--- REQUIRED TASK ---
Scan the listing below and copy every line holding "kitchen".
::: EXERCISE INPUTS :::
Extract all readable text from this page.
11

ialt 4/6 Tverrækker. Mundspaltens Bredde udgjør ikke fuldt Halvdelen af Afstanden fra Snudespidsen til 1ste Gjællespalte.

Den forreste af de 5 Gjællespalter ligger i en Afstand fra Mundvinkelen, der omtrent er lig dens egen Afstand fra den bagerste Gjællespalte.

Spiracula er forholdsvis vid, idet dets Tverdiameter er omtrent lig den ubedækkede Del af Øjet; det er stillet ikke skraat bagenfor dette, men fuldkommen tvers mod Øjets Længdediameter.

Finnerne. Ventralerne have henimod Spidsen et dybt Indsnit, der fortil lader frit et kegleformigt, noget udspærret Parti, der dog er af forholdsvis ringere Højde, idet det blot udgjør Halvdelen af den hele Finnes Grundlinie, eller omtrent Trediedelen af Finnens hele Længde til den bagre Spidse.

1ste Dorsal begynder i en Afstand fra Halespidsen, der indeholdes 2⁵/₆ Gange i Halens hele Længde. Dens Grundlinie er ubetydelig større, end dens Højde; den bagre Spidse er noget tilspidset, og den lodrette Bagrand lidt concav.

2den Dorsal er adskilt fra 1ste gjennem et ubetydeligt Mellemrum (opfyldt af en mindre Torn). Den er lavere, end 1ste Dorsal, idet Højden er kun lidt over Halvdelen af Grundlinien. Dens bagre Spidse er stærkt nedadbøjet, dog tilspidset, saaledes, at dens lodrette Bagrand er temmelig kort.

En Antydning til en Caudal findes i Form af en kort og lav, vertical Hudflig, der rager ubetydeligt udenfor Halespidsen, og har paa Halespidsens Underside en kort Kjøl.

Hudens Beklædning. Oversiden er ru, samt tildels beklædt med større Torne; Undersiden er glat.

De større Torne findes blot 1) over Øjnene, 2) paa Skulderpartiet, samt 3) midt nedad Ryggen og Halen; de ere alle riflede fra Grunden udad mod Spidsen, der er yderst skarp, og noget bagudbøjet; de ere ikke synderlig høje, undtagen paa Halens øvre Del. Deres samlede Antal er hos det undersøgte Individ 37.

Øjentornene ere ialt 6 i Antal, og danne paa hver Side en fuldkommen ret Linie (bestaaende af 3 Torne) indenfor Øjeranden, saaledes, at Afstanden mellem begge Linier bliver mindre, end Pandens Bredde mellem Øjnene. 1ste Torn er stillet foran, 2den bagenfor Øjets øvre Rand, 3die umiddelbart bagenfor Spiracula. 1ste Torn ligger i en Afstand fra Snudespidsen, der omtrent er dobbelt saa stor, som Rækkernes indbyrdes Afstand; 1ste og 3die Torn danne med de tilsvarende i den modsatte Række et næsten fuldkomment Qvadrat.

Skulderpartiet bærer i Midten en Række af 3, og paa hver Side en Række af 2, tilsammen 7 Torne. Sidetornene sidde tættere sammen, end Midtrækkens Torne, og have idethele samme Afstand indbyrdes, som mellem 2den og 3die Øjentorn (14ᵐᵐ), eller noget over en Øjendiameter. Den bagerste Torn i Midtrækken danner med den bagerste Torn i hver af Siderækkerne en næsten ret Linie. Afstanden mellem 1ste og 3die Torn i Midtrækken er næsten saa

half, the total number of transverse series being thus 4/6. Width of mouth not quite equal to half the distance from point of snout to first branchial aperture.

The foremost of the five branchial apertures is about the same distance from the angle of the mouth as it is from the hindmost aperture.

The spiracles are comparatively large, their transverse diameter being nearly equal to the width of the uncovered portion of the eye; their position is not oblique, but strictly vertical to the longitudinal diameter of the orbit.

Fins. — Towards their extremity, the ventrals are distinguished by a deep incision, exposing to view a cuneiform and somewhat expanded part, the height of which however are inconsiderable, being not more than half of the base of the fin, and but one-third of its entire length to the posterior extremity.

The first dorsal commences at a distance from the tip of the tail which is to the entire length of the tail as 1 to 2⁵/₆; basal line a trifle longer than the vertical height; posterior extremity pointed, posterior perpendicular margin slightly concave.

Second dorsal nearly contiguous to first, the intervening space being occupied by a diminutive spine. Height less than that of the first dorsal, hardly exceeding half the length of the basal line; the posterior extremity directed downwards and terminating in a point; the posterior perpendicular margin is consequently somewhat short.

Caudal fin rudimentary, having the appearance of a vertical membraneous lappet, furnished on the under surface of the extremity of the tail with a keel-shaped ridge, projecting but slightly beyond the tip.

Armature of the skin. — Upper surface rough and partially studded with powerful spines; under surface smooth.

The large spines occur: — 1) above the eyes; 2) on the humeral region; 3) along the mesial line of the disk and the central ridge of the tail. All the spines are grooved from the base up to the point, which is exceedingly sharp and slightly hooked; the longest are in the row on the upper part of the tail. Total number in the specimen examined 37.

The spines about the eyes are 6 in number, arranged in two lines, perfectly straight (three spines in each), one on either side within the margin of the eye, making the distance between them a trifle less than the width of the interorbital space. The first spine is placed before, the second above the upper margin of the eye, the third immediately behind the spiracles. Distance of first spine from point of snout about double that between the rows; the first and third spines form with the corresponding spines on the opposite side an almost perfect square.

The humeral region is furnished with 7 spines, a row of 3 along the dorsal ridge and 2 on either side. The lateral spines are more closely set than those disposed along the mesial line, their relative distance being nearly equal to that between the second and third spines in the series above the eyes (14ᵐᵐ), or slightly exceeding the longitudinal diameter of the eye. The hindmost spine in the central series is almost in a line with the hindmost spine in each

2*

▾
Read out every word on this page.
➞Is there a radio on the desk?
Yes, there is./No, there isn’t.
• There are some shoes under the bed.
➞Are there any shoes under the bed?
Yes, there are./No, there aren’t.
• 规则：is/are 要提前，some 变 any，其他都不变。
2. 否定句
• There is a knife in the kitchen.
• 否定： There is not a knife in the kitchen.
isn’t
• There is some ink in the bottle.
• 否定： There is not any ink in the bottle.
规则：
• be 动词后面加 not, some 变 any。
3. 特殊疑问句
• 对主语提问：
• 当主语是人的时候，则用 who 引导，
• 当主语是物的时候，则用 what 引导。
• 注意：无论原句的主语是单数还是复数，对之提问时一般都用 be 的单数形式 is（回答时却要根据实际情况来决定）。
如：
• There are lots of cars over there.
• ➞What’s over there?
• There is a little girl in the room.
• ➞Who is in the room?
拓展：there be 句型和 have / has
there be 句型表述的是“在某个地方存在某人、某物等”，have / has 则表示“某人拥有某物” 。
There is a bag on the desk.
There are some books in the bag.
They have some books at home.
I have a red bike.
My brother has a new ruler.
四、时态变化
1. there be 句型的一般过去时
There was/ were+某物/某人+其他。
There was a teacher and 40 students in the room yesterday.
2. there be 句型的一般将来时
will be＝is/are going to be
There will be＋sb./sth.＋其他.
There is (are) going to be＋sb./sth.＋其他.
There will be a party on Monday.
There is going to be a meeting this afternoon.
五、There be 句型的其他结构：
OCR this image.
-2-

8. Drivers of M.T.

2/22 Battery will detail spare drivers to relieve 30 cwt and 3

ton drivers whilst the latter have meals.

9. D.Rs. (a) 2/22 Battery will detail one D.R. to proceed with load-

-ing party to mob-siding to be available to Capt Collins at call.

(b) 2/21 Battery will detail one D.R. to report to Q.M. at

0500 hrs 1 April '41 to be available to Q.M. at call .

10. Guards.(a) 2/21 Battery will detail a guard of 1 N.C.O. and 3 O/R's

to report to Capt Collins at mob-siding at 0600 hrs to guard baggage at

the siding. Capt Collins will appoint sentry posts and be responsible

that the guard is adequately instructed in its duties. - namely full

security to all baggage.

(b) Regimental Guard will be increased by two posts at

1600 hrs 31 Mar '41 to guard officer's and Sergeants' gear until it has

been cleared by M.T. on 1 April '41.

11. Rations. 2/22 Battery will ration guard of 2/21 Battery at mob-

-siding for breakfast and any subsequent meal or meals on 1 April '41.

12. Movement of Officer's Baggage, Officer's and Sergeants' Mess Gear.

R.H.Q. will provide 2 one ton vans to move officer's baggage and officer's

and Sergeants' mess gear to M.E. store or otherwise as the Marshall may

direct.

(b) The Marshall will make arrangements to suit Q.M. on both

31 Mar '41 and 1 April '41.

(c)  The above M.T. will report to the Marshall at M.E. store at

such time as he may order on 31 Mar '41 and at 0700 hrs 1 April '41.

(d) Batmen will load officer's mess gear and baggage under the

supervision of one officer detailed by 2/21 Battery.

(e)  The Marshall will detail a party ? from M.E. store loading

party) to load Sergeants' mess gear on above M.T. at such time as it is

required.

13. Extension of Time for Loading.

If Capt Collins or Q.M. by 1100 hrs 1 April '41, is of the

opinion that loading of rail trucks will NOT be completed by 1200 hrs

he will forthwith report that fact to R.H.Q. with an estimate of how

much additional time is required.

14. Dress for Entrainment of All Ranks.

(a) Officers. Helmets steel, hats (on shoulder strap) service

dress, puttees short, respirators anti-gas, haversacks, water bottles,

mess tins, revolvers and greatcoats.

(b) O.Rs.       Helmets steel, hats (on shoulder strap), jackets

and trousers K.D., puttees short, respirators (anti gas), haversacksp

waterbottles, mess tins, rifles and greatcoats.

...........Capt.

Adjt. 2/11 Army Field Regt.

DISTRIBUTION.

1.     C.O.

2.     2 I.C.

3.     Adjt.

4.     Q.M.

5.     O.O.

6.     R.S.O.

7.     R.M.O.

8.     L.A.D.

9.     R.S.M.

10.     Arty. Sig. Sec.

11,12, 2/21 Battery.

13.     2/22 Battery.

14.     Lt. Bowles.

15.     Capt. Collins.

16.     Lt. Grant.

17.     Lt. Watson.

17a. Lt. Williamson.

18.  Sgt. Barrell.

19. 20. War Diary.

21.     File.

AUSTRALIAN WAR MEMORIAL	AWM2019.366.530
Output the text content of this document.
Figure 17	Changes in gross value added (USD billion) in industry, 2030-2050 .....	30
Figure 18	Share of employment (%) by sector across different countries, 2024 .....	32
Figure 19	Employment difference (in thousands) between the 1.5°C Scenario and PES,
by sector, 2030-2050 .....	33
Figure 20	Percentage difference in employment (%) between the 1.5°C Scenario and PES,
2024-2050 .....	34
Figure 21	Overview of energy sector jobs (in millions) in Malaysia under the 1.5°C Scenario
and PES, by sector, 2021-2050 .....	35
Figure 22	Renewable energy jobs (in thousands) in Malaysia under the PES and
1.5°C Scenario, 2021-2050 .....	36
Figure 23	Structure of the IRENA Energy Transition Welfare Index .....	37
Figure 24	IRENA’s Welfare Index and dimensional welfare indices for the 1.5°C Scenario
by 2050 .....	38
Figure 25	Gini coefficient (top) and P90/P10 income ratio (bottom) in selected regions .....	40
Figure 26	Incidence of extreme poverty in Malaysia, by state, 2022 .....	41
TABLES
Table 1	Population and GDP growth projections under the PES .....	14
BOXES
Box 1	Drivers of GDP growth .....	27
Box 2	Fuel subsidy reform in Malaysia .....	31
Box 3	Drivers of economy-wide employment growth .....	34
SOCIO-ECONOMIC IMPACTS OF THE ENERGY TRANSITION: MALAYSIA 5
:::
--- SOLUTION ---
• There is a knife in the kitchen.
• 否定： There is not a knife in the kitchen.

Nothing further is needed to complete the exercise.